Saved data entries:

start

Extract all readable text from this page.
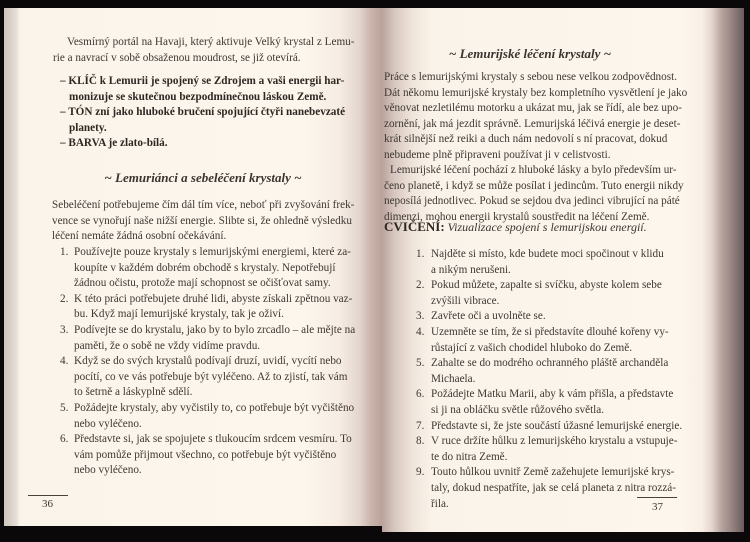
Vesmírný portál na Havaji, který aktivuje Velký krystal z Lemu-
rie a navrací v sobě obsaženou moudrost, se již otevírá.
– KLÍČ k Lemurii je spojený se Zdrojem a vaši energii har-
monizuje se skutečnou bezpodmínečnou láskou Země.
– TÓN zní jako hluboké bručení spojující čtyři nanebevzaté
planety.
– BARVA je zlato-bílá.
~ Lemuriánci a sebeléčení krystaly ~
Sebeléčení potřebujeme čím dál tím více, neboť při zvyšování frek-
vence se vynořují naše nižší energie. Slibte si, že ohledně výsledku
léčení nemáte žádná osobní očekávání.
1. Používejte pouze krystaly s lemurijskými energiemi, které za-
koupíte v každém dobrém obchodě s krystaly. Nepotřebují
žádnou očistu, protože mají schopnost se očišťovat samy.
2. K této práci potřebujete druhé lidi, abyste získali zpětnou vaz-
bu. Když mají lemurijské krystaly, tak je oživí.
3. Podívejte se do krystalu, jako by to bylo zrcadlo – ale mějte na
paměti, že o sobě ne vždy vidíme pravdu.
4. Když se do svých krystalů podívají druzí, uvidí, vycítí nebo
pocítí, co ve vás potřebuje být vyléčeno. Až to zjistí, tak vám
to šetrně a láskyplně sdělí.
5. Požádejte krystaly, aby vyčistily to, co potřebuje být vyčištěno
nebo vyléčeno.
6. Představte si, jak se spojujete s tlukoucím srdcem vesmíru. To
vám pomůže přijmout všechno, co potřebuje být vyčištěno
nebo vyléčeno.
36
~ Lemurijské léčení krystaly ~
Práce s lemurijskými krystaly s sebou nese velkou zodpovědnost.
Dát někomu lemurijské krystaly bez kompletního vysvětlení je jako
věnovat nezletilému motorku a ukázat mu, jak se řídí, ale bez upo-
zornění, jak má jezdit správně. Lemurijská léčivá energie je deset-
krát silnější než reiki a duch nám nedovolí s ní pracovat, dokud
nebudeme plně připraveni používat ji v celistvosti.
Lemurijské léčení pochází z hluboké lásky a bylo především ur-
čeno planetě, i když se může posílat i jedincům. Tuto energii nikdy
neposílá jednotlivec. Pokud se sejdou dva jedinci vibrující na páté
dimenzi, mohou energii krystalů soustředit na léčení Země.
CVIČENÍ: Vizualizace spojení s lemurijskou energií.
1. Najděte si místo, kde budete moci spočinout v klidu
a nikým nerušeni.
2. Pokud můžete, zapalte si svíčku, abyste kolem sebe
zvýšili vibrace.
3. Zavřete oči a uvolněte se.
4. Uzemněte se tím, že si představíte dlouhé kořeny vy-
růstající z vašich chodidel hluboko do Země.
5. Zahalte se do modrého ochranného pláště archanděla
Michaela.
6. Požádejte Matku Marii, aby k vám přišla, a představte
si ji na obláčku světle růžového světla.
7. Představte si, že jste součástí úžasné lemurijské energie.
8. V ruce držíte hůlku z lemurijského krystalu a vstupuje-
te do nitra Země.
9. Touto hůlkou uvnitř Země zažehujete lemurijské krys-
taly, dokud nespatříte, jak se celá planeta z nitra rozzá-
řila.	37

end

(What this task involves) Collect every line with the string "jako" from the records, and copy each.

(Result of the task)
– TÓN zní jako hluboké bručení spojující čtyři nanebevzaté
3. Podívejte se do krystalu, jako by to bylo zrcadlo – ale mějte na
Dát někomu lemurijské krystaly bez kompletního vysvětlení je jako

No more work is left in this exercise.